== TASK INSTRUCTIONS ==
Look below and pull out each line with the word "Health".

Saved data entries
══════════
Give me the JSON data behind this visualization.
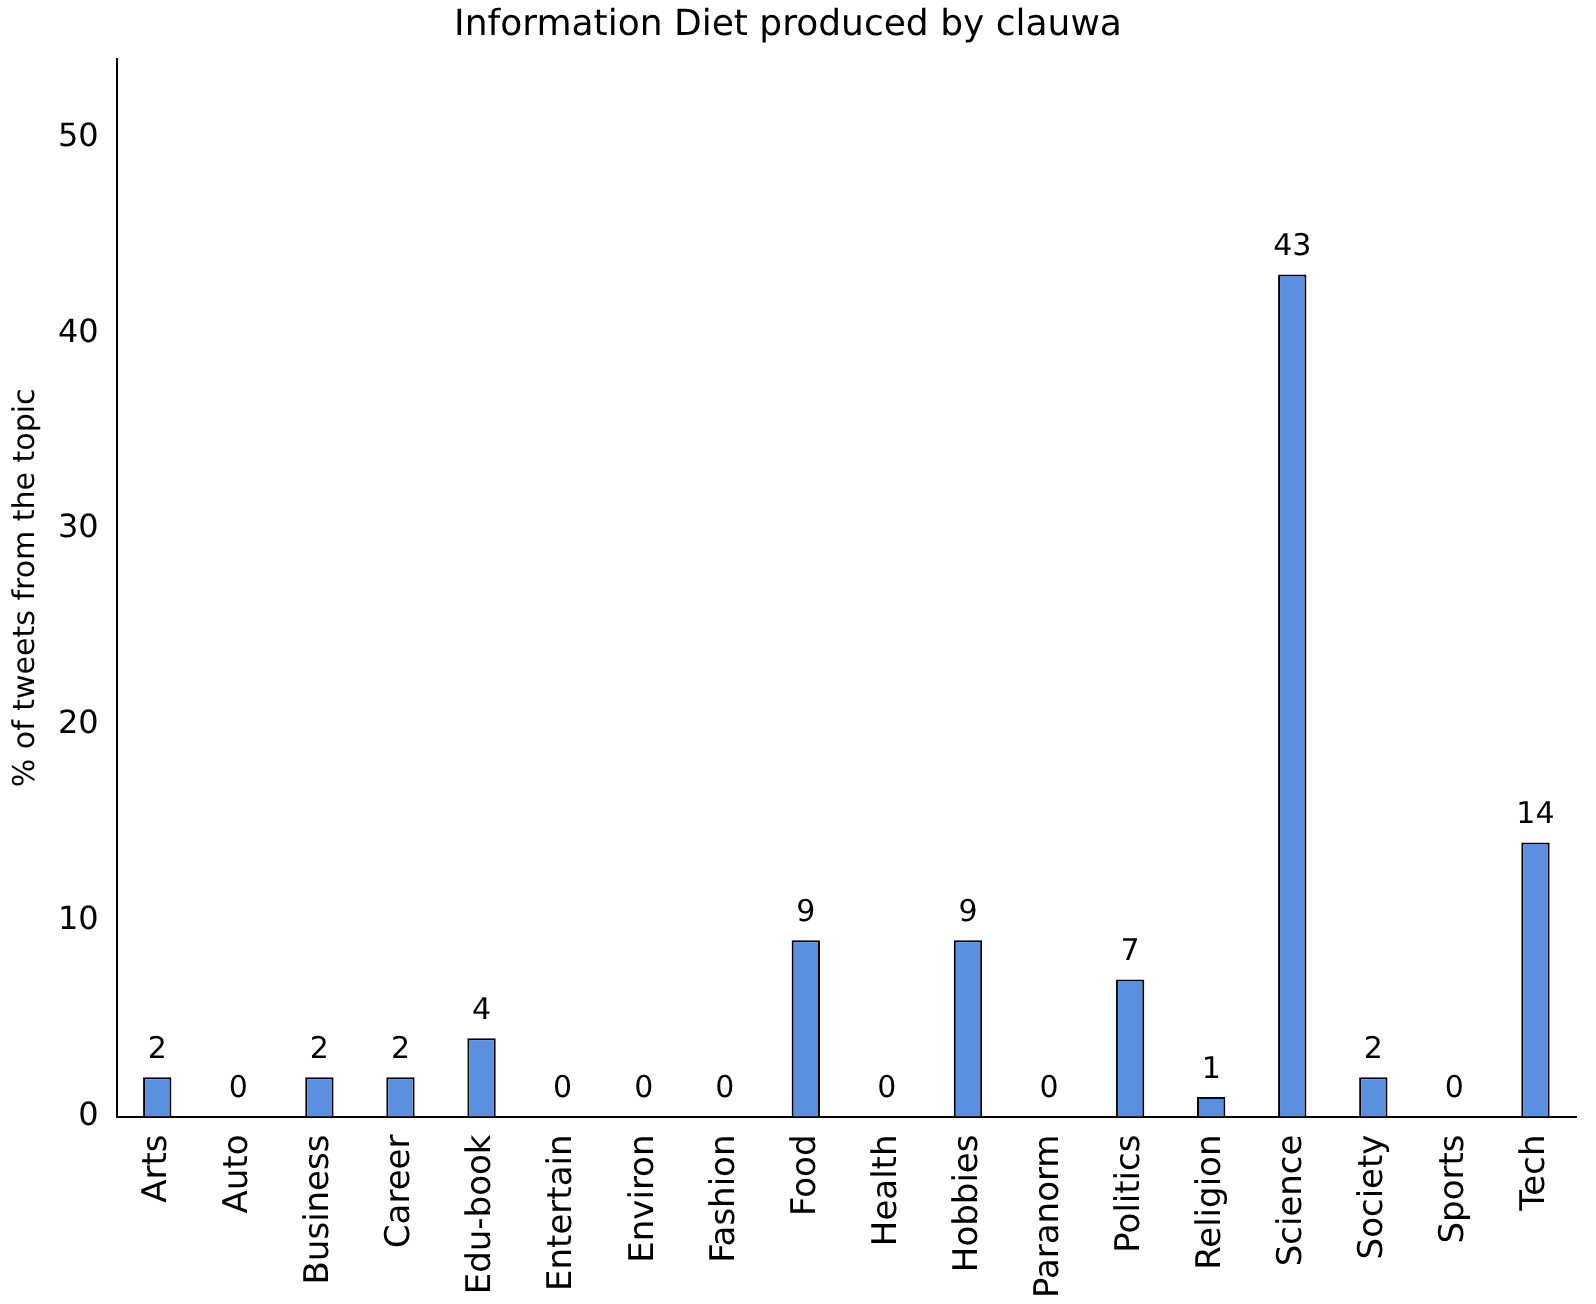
{
  "chart_data": {
    "type": "bar",
    "title": "Information Diet produced by clauwa",
    "ylabel": "% of tweets from the topic",
    "categories": [
      "Arts",
      "Auto",
      "Business",
      "Career",
      "Edu-book",
      "Entertain",
      "Environ",
      "Fashion",
      "Food",
      "Health",
      "Hobbies",
      "Paranorm",
      "Politics",
      "Religion",
      "Science",
      "Society",
      "Sports",
      "Tech"
    ],
    "values": [
      2,
      0,
      2,
      2,
      4,
      0,
      0,
      0,
      9,
      0,
      9,
      0,
      7,
      1,
      43,
      2,
      0,
      14
    ],
    "data_labels": true,
    "color": "#5b8fe0",
    "ylim": [
      0,
      54
    ],
    "yticks": [
      0,
      10,
      20,
      30,
      40,
      50
    ],
    "grid": false,
    "legend": false
  }
}
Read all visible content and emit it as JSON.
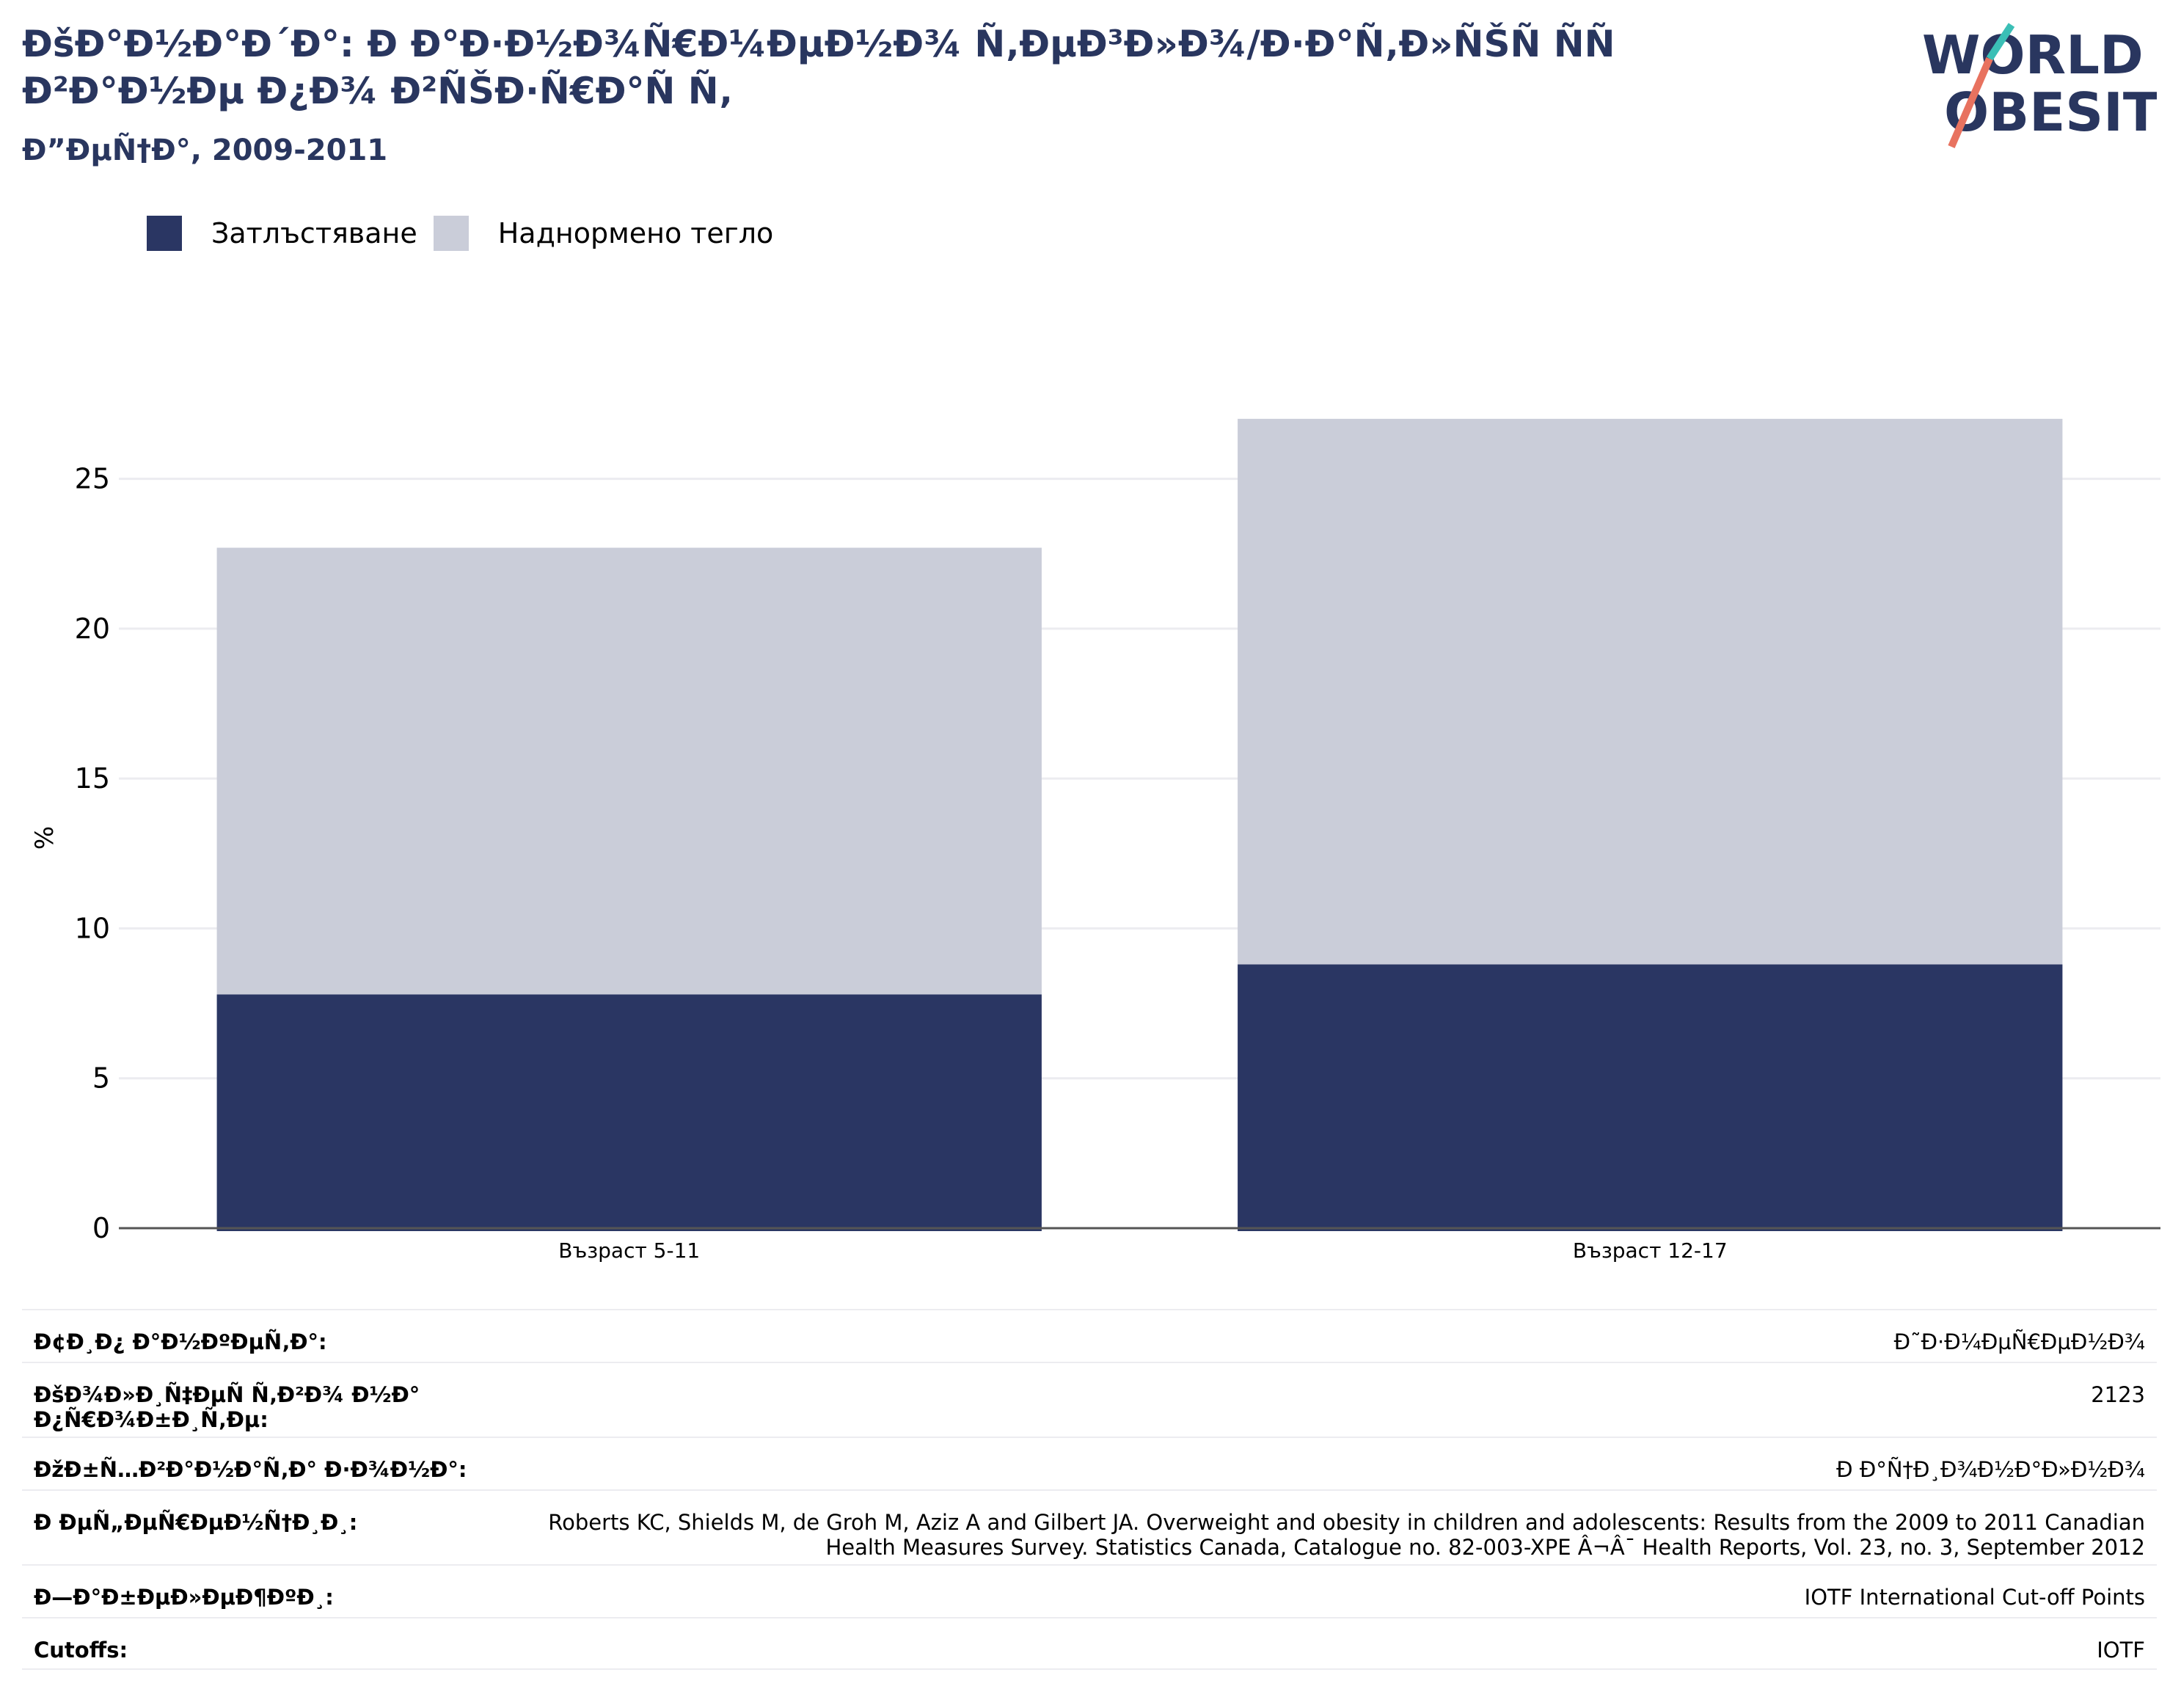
{
  "header": {
    "title": "ÐšÐ°Ð½Ð°Ð´Ð°: Ð Ð°Ð·Ð½Ð¾Ñ€Ð¼ÐµÐ½Ð¾ Ñ‚ÐµÐ³Ð»Ð¾/Ð·Ð°Ñ‚Ð»ÑŠÑ ÑÑ Ð²Ð°Ð½Ðµ Ð¿Ð¾ Ð²ÑŠÐ·Ñ€Ð°Ñ Ñ‚",
    "subtitle": "Ð”ÐµÑ†Ð°, 2009-2011"
  },
  "logo": {
    "line1": "WORLD",
    "line2": "OBESITY",
    "colors": {
      "text": "#29365f",
      "teal": "#3bbfb6",
      "coral": "#e8725f"
    }
  },
  "legend": [
    {
      "label": "Затлъстяване",
      "color": "#2a3663"
    },
    {
      "label": "Наднормено тегло",
      "color": "#cacdd9"
    }
  ],
  "chart_data": {
    "type": "bar",
    "stacked": true,
    "categories": [
      "Възраст 5-11",
      "Възраст 12-17"
    ],
    "series": [
      {
        "name": "Затлъстяване",
        "values": [
          7.8,
          8.8
        ],
        "color": "#2a3663"
      },
      {
        "name": "Наднормено тегло",
        "values": [
          14.9,
          18.2
        ],
        "color": "#cacdd9"
      }
    ],
    "ylabel": "%",
    "ylim": [
      0,
      28
    ],
    "yticks": [
      0,
      5,
      10,
      15,
      20,
      25
    ],
    "grid": true,
    "legend": "top-left"
  },
  "info": [
    {
      "label": "Ð¢Ð¸Ð¿ Ð°Ð½ÐºÐµÑ‚Ð°:",
      "value": "Ð˜Ð·Ð¼ÐµÑ€ÐµÐ½Ð¾"
    },
    {
      "label": "ÐšÐ¾Ð»Ð¸Ñ‡ÐµÑ Ñ‚Ð²Ð¾ Ð½Ð° Ð¿Ñ€Ð¾Ð±Ð¸Ñ‚Ðµ:",
      "value": "2123"
    },
    {
      "label": "ÐžÐ±Ñ…Ð²Ð°Ð½Ð°Ñ‚Ð° Ð·Ð¾Ð½Ð°:",
      "value": "Ð Ð°Ñ†Ð¸Ð¾Ð½Ð°Ð»Ð½Ð¾"
    },
    {
      "label": "Ð ÐµÑ„ÐµÑ€ÐµÐ½Ñ†Ð¸Ð¸:",
      "value": "Roberts KC, Shields M, de Groh M, Aziz A and Gilbert JA. Overweight and obesity in children and adolescents: Results from the 2009 to 2011 Canadian Health Measures Survey. Statistics Canada, Catalogue no. 82-003-XPE Â¬Â¯ Health Reports, Vol. 23, no. 3, September 2012"
    },
    {
      "label": "Ð—Ð°Ð±ÐµÐ»ÐµÐ¶ÐºÐ¸:",
      "value": "IOTF International Cut-off Points"
    },
    {
      "label": "Cutoffs:",
      "value": "IOTF"
    }
  ]
}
══════════
== REPLY TO THE EXERCISE ==
      "Health",
      "value": "Roberts KC, Shields M, de Groh M, Aziz A and Gilbert JA. Overweight and obesity in children and adolescents: Results from the 2009 to 2011 Canadian Health Measures Survey. Statistics Canada, Catalogue no. 82-003-XPE Â¬Â¯ Health Reports, Vol. 23, no. 3, September 2012"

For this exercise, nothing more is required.